→ WRITTEN REQUEST
Return all of the entries exactly, with nothing added or left out.

→ ENTRIES SHOWN
——
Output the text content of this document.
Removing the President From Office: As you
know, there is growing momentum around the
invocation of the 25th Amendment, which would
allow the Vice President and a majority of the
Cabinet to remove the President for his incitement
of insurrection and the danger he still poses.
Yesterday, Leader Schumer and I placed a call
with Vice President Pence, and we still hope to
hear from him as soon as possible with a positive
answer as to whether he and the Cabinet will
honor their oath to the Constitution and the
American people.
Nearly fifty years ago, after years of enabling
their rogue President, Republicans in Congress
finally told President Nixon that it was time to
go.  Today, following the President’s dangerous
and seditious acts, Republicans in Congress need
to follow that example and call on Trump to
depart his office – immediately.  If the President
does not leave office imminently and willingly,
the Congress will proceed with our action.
——
→ RESULT OF THE EXERCISE
Output the text content of this document.
Removing the President From Office: As you
know, there is growing momentum around the
invocation of the 25th Amendment, which would
allow the Vice President and a majority of the
Cabinet to remove the President for his incitement
of insurrection and the danger he still poses.
Yesterday, Leader Schumer and I placed a call
with Vice President Pence, and we still hope to
hear from him as soon as possible with a positive
answer as to whether he and the Cabinet will
honor their oath to the Constitution and the
American people.
Nearly fifty years ago, after years of enabling
their rogue President, Republicans in Congress
finally told President Nixon that it was time to
go.  Today, following the President’s dangerous
and seditious acts, Republicans in Congress need
to follow that example and call on Trump to
depart his office – immediately.  If the President
does not leave office imminently and willingly,
the Congress will proceed with our action.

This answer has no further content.